## Goal
Please transcribe the records precisely; pictures stay out of your copy.
>> Begin Extracted entries
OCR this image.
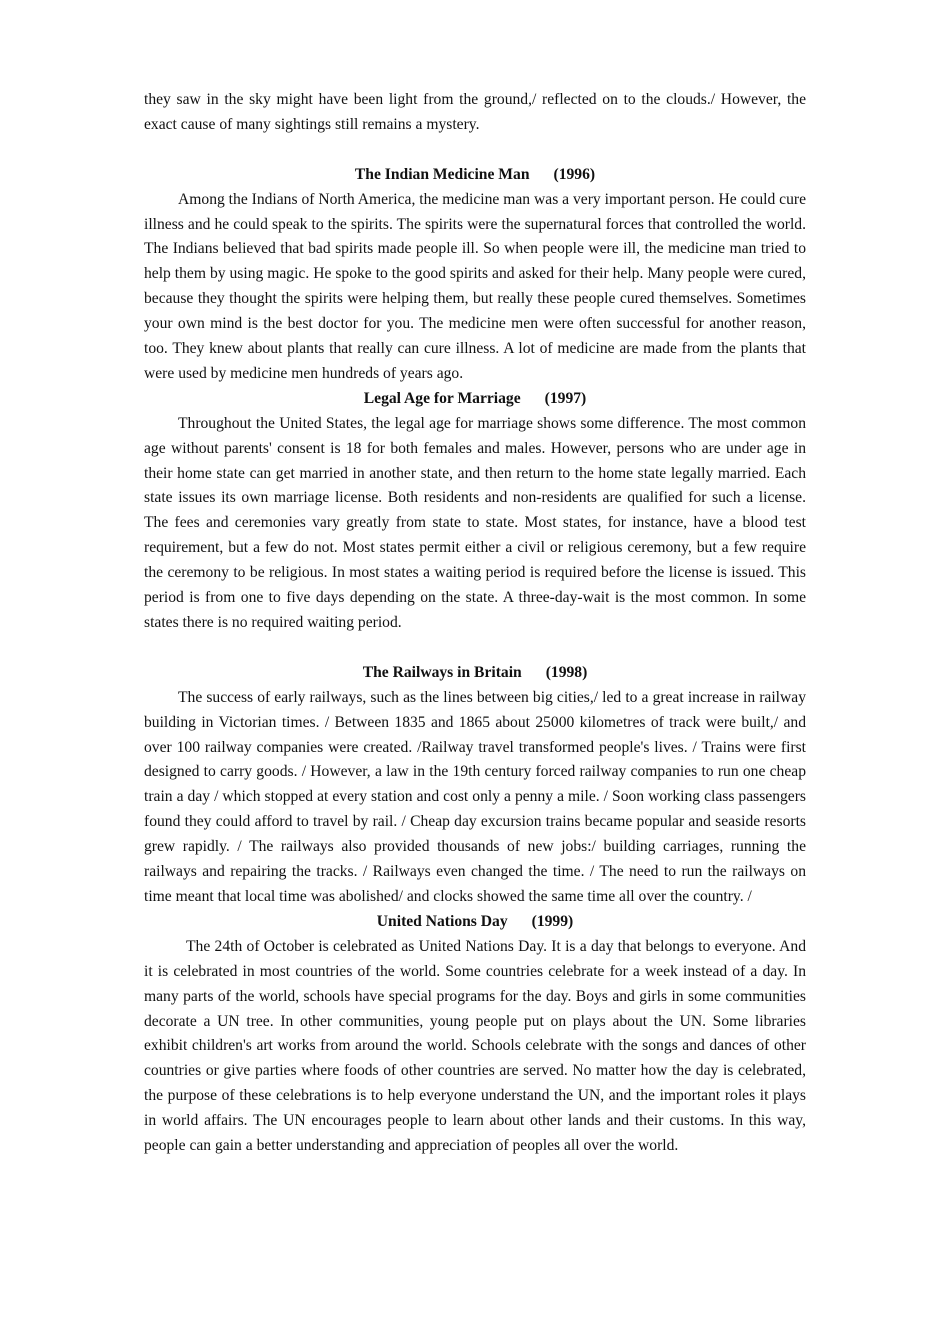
they saw in the sky might have been light from the ground,/ reflected on to the clouds./ However, the exact cause of many sightings still remains a mystery.

The Indian Medicine Man (1996)

Among the Indians of North America, the medicine man was a very important person. He could cure illness and he could speak to the spirits. The spirits were the supernatural forces that controlled the world. The Indians believed that bad spirits made people ill. So when people were ill, the medicine man tried to help them by using magic. He spoke to the good spirits and asked for their help. Many people were cured, because they thought the spirits were helping them, but really these people cured themselves. Sometimes your own mind is the best doctor for you. The medicine men were often successful for another reason, too. They knew about plants that really can cure illness. A lot of medicine are made from the plants that were used by medicine men hundreds of years ago.

Legal Age for Marriage (1997)

Throughout the United States, the legal age for marriage shows some difference. The most common age without parents' consent is 18 for both females and males. However, persons who are under age in their home state can get married in another state, and then return to the home state legally married. Each state issues its own marriage license. Both residents and non-residents are qualified for such a license. The fees and ceremonies vary greatly from state to state. Most states, for instance, have a blood test requirement, but a few do not. Most states permit either a civil or religious ceremony, but a few require the ceremony to be religious. In most states a waiting period is required before the license is issued. This period is from one to five days depending on the state. A three-day-wait is the most common. In some states there is no required waiting period.

The Railways in Britain (1998)

The success of early railways, such as the lines between big cities,/ led to a great increase in railway building in Victorian times. / Between 1835 and 1865 about 25000 kilometres of track were built,/ and over 100 railway companies were created. /Railway travel transformed people's lives. / Trains were first designed to carry goods. / However, a law in the 19th century forced railway companies to run one cheap train a day / which stopped at every station and cost only a penny a mile. / Soon working class passengers found they could afford to travel by rail. / Cheap day excursion trains became popular and seaside resorts grew rapidly. / The railways also provided thousands of new jobs:/ building carriages, running the railways and repairing the tracks. / Railways even changed the time. / The need to run the railways on time meant that local time was abolished/ and clocks showed the same time all over the country. /

United Nations Day (1999)

The 24th of October is celebrated as United Nations Day. It is a day that belongs to everyone. And it is celebrated in most countries of the world. Some countries celebrate for a week instead of a day. In many parts of the world, schools have special programs for the day. Boys and girls in some communities decorate a UN tree. In other communities, young people put on plays about the UN. Some libraries exhibit children's art works from around the world. Schools celebrate with the songs and dances of other countries or give parties where foods of other countries are served. No matter how the day is celebrated, the purpose of these celebrations is to help everyone understand the UN, and the important roles it plays in world affairs. The UN encourages people to learn about other lands and their customs. In this way, people can gain a better understanding and appreciation of peoples all over the world.
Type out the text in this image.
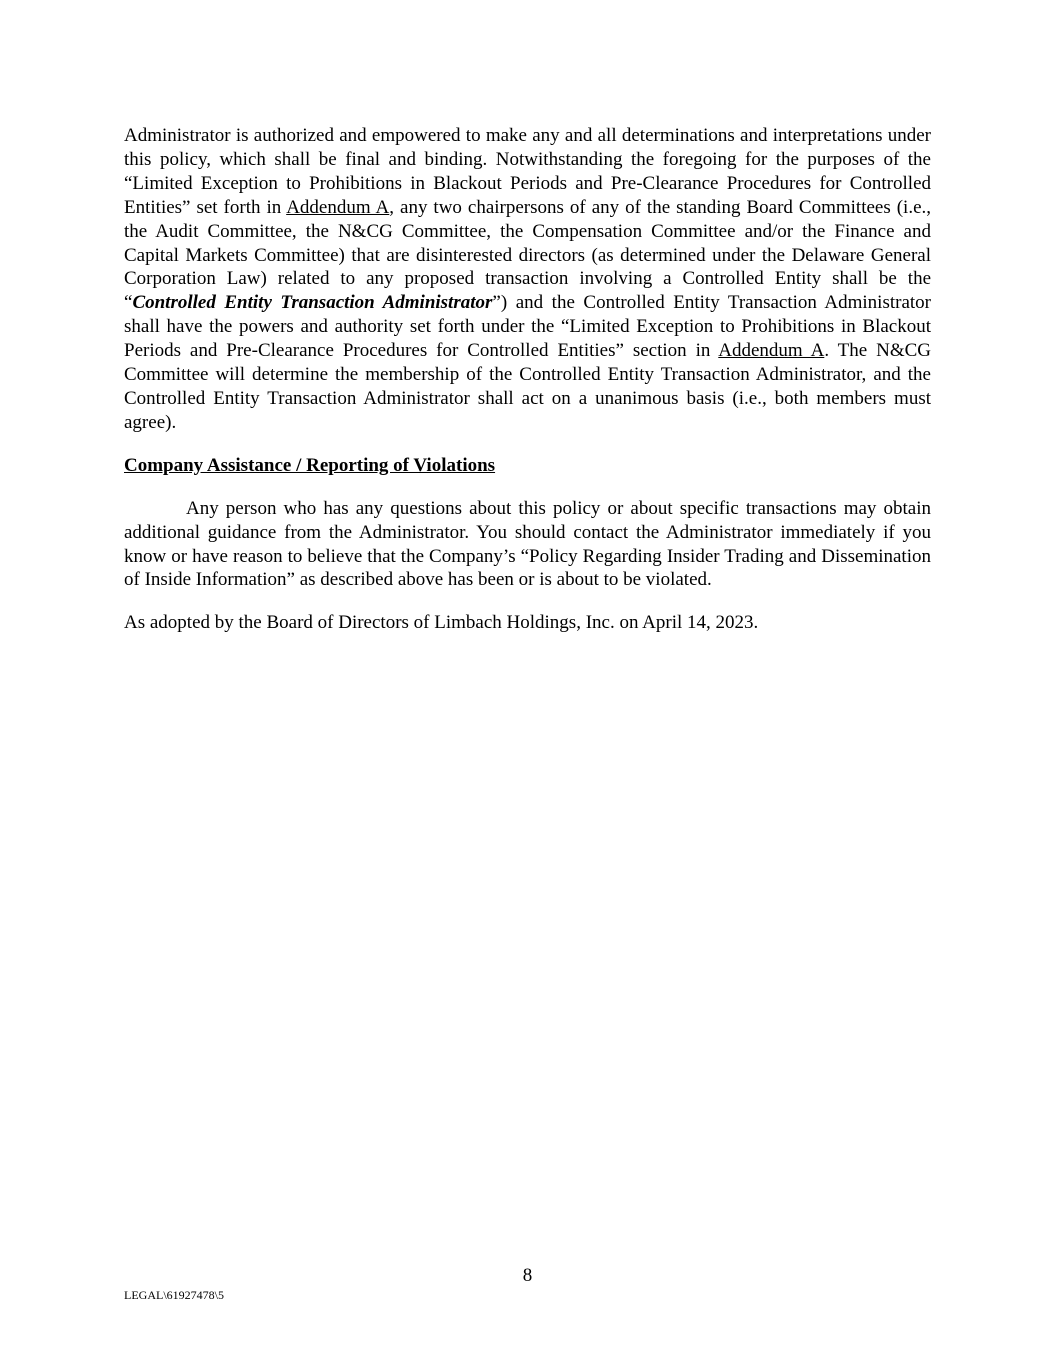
Administrator is authorized and empowered to make any and all determinations and interpretations under this policy, which shall be final and binding. Notwithstanding the foregoing for the purposes of the “Limited Exception to Prohibitions in Blackout Periods and Pre-Clearance Procedures for Controlled Entities” set forth in Addendum A, any two chairpersons of any of the standing Board Committees (i.e., the Audit Committee, the N&CG Committee, the Compensation Committee and/or the Finance and Capital Markets Committee) that are disinterested directors (as determined under the Delaware General Corporation Law) related to any proposed transaction involving a Controlled Entity shall be the “Controlled Entity Transaction Administrator”) and the Controlled Entity Transaction Administrator shall have the powers and authority set forth under the “Limited Exception to Prohibitions in Blackout Periods and Pre-Clearance Procedures for Controlled Entities” section in Addendum A. The N&CG Committee will determine the membership of the Controlled Entity Transaction Administrator, and the Controlled Entity Transaction Administrator shall act on a unanimous basis (i.e., both members must agree).

Company Assistance / Reporting of Violations

Any person who has any questions about this policy or about specific transactions may obtain additional guidance from the Administrator. You should contact the Administrator immediately if you know or have reason to believe that the Company’s “Policy Regarding Insider Trading and Dissemination of Inside Information” as described above has been or is about to be violated.

As adopted by the Board of Directors of Limbach Holdings, Inc. on April 14, 2023.

8
LEGAL\61927478\5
>> End Extracted entries
## Exercise response
OCR this image.
they saw in the sky might have been light from the ground,/ reflected on to the clouds./ However, the exact cause of many sightings still remains a mystery.

The Indian Medicine Man (1996)

Among the Indians of North America, the medicine man was a very important person. He could cure illness and he could speak to the spirits. The spirits were the supernatural forces that controlled the world. The Indians believed that bad spirits made people ill. So when people were ill, the medicine man tried to help them by using magic. He spoke to the good spirits and asked for their help. Many people were cured, because they thought the spirits were helping them, but really these people cured themselves. Sometimes your own mind is the best doctor for you. The medicine men were often successful for another reason, too. They knew about plants that really can cure illness. A lot of medicine are made from the plants that were used by medicine men hundreds of years ago.

Legal Age for Marriage (1997)

Throughout the United States, the legal age for marriage shows some difference. The most common age without parents' consent is 18 for both females and males. However, persons who are under age in their home state can get married in another state, and then return to the home state legally married. Each state issues its own marriage license. Both residents and non-residents are qualified for such a license. The fees and ceremonies vary greatly from state to state. Most states, for instance, have a blood test requirement, but a few do not. Most states permit either a civil or religious ceremony, but a few require the ceremony to be religious. In most states a waiting period is required before the license is issued. This period is from one to five days depending on the state. A three-day-wait is the most common. In some states there is no required waiting period.

The Railways in Britain (1998)

The success of early railways, such as the lines between big cities,/ led to a great increase in railway building in Victorian times. / Between 1835 and 1865 about 25000 kilometres of track were built,/ and over 100 railway companies were created. /Railway travel transformed people's lives. / Trains were first designed to carry goods. / However, a law in the 19th century forced railway companies to run one cheap train a day / which stopped at every station and cost only a penny a mile. / Soon working class passengers found they could afford to travel by rail. / Cheap day excursion trains became popular and seaside resorts grew rapidly. / The railways also provided thousands of new jobs:/ building carriages, running the railways and repairing the tracks. / Railways even changed the time. / The need to run the railways on time meant that local time was abolished/ and clocks showed the same time all over the country. /

United Nations Day (1999)

The 24th of October is celebrated as United Nations Day. It is a day that belongs to everyone. And it is celebrated in most countries of the world. Some countries celebrate for a week instead of a day. In many parts of the world, schools have special programs for the day. Boys and girls in some communities decorate a UN tree. In other communities, young people put on plays about the UN. Some libraries exhibit children's art works from around the world. Schools celebrate with the songs and dances of other countries or give parties where foods of other countries are served. No matter how the day is celebrated, the purpose of these celebrations is to help everyone understand the UN, and the important roles it plays in world affairs. The UN encourages people to learn about other lands and their customs. In this way, people can gain a better understanding and appreciation of peoples all over the world.
Type out the text in this image.
Administrator is authorized and empowered to make any and all determinations and interpretations under this policy, which shall be final and binding. Notwithstanding the foregoing for the purposes of the “Limited Exception to Prohibitions in Blackout Periods and Pre-Clearance Procedures for Controlled Entities” set forth in Addendum A, any two chairpersons of any of the standing Board Committees (i.e., the Audit Committee, the N&CG Committee, the Compensation Committee and/or the Finance and Capital Markets Committee) that are disinterested directors (as determined under the Delaware General Corporation Law) related to any proposed transaction involving a Controlled Entity shall be the “Controlled Entity Transaction Administrator”) and the Controlled Entity Transaction Administrator shall have the powers and authority set forth under the “Limited Exception to Prohibitions in Blackout Periods and Pre-Clearance Procedures for Controlled Entities” section in Addendum A. The N&CG Committee will determine the membership of the Controlled Entity Transaction Administrator, and the Controlled Entity Transaction Administrator shall act on a unanimous basis (i.e., both members must agree).

Company Assistance / Reporting of Violations

Any person who has any questions about this policy or about specific transactions may obtain additional guidance from the Administrator. You should contact the Administrator immediately if you know or have reason to believe that the Company’s “Policy Regarding Insider Trading and Dissemination of Inside Information” as described above has been or is about to be violated.

As adopted by the Board of Directors of Limbach Holdings, Inc. on April 14, 2023.

8
LEGAL\61927478\5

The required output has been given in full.